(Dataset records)
╭──

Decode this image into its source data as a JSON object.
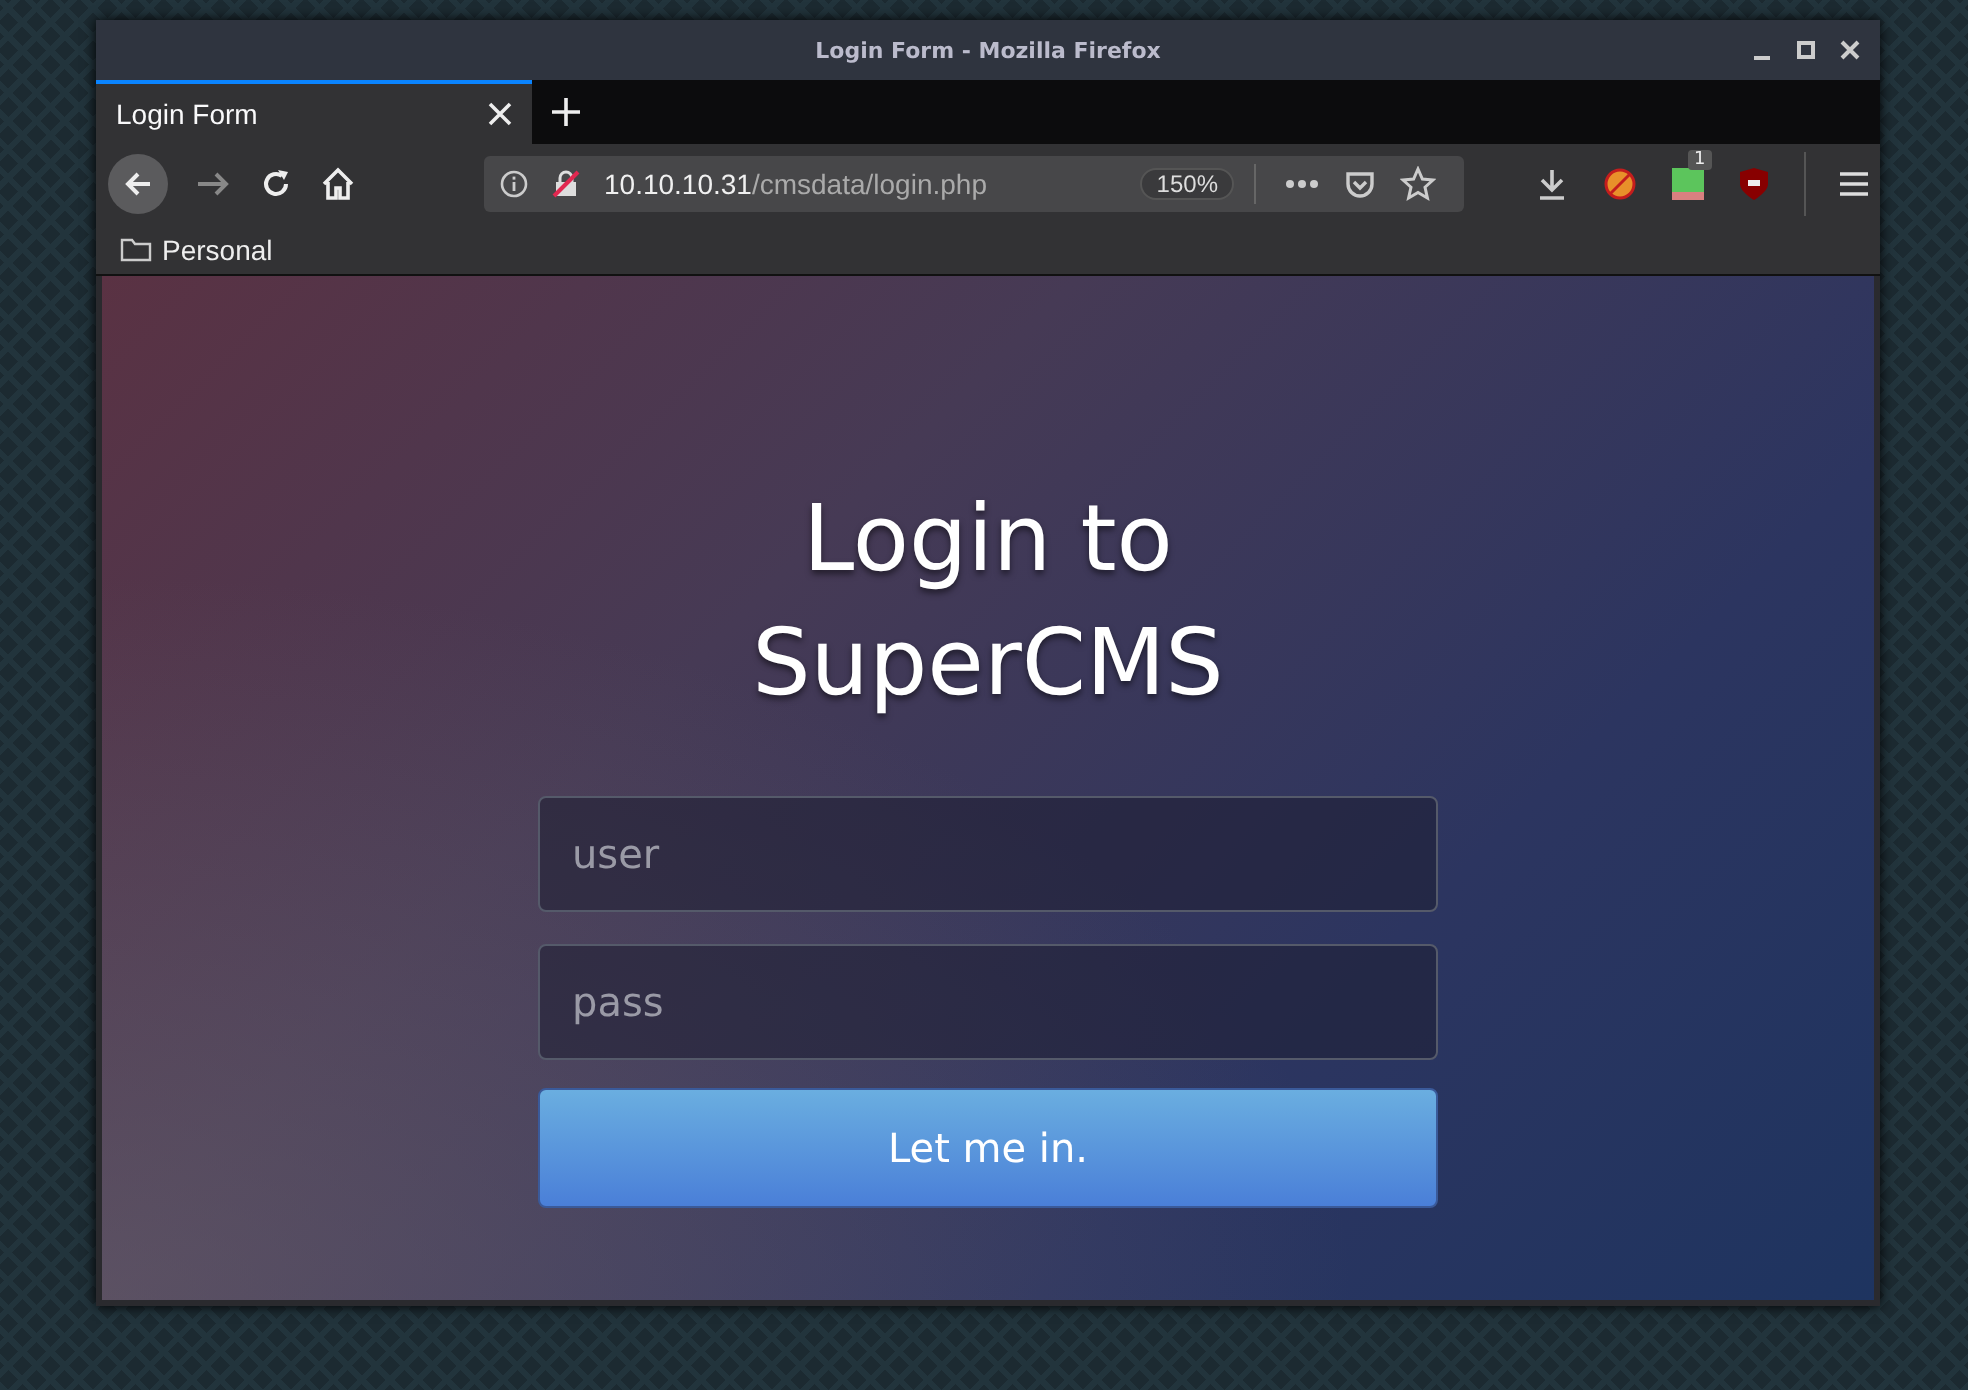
{
  "window": {
    "title": "Login Form - Mozilla Firefox"
  },
  "tabs": [
    {
      "label": "Login Form",
      "selected": true
    }
  ],
  "address_bar": {
    "host": "10.10.10.31",
    "path": "/cmsdata/login.php",
    "zoom": "150%"
  },
  "extension_badge": "1",
  "bookmarks": [
    "Personal"
  ],
  "page": {
    "heading": "Login to SuperCMS",
    "fields": [
      {
        "placeholder": "user"
      },
      {
        "placeholder": "pass"
      }
    ],
    "button": "Let me in."
  }
}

╰──

◆ The request
Tally up the lines holding the word "placeholder" in the data above, and answer with that figure only.

◆ Task answer
2